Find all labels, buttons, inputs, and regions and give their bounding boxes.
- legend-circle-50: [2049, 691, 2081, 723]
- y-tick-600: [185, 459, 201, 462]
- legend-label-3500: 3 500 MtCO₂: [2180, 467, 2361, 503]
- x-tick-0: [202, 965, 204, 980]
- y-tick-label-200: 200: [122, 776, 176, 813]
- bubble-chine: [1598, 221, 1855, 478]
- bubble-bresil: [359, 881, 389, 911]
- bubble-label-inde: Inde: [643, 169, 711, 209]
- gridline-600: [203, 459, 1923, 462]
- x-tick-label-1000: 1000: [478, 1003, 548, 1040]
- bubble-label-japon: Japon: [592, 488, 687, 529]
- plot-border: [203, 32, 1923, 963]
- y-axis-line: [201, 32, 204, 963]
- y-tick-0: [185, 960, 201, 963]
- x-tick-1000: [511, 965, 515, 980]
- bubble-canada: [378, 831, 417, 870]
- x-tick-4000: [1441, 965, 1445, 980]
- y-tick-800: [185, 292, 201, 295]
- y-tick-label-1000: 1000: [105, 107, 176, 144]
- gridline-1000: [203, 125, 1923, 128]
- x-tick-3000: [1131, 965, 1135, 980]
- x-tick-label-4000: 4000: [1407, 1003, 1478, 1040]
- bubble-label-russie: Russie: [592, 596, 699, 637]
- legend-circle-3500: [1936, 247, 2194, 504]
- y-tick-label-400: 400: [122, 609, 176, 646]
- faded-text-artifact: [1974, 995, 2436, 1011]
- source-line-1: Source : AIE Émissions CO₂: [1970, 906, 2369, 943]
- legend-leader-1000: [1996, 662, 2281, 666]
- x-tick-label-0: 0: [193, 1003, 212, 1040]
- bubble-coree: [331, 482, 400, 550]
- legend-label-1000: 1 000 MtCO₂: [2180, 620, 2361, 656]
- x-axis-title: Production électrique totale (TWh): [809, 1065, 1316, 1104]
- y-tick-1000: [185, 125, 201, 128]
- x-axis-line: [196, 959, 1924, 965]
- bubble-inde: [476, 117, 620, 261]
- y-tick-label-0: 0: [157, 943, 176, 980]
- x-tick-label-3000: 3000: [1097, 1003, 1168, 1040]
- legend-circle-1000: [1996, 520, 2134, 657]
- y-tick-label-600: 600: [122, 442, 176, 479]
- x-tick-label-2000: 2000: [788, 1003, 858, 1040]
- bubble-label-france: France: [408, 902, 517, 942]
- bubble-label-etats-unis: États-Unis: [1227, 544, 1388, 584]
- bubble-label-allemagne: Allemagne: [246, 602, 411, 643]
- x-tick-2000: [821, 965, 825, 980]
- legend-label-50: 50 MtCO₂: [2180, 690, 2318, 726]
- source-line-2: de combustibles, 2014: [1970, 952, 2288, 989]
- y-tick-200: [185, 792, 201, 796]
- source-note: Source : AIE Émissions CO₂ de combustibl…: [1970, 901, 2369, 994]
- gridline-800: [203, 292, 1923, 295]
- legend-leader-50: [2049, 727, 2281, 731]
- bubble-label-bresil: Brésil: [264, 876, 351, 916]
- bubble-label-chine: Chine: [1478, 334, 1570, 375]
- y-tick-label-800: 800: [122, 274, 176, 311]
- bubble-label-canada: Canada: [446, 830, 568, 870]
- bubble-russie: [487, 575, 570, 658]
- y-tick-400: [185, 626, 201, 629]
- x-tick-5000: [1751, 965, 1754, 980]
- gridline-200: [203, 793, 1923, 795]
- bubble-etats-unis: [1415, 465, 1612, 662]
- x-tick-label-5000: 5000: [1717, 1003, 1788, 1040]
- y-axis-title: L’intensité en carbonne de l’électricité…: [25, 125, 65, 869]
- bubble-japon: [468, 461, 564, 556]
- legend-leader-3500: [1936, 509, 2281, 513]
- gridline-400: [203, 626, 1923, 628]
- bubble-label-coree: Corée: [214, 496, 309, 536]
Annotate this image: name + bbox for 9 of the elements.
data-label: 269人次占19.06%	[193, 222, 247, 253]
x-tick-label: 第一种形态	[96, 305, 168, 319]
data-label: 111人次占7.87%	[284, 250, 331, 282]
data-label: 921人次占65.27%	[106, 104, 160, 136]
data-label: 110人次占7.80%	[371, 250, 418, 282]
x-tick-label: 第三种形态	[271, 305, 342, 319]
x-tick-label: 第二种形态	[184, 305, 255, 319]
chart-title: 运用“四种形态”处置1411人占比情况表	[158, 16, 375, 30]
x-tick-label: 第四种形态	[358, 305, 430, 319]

DESCRIPTION OF THE TASK:
Reproduce the entries above word for word, starting at the first line and continuing through the line that contains "- x-tick-0: [202, 965, 204, 980]", including both of those lines.

OUTPUT FOR THIS TASK:
Find all labels, buttons, inputs, and regions and give their bounding boxes.
- legend-circle-50: [2049, 691, 2081, 723]
- y-tick-600: [185, 459, 201, 462]
- legend-label-3500: 3 500 MtCO₂: [2180, 467, 2361, 503]
- x-tick-0: [202, 965, 204, 980]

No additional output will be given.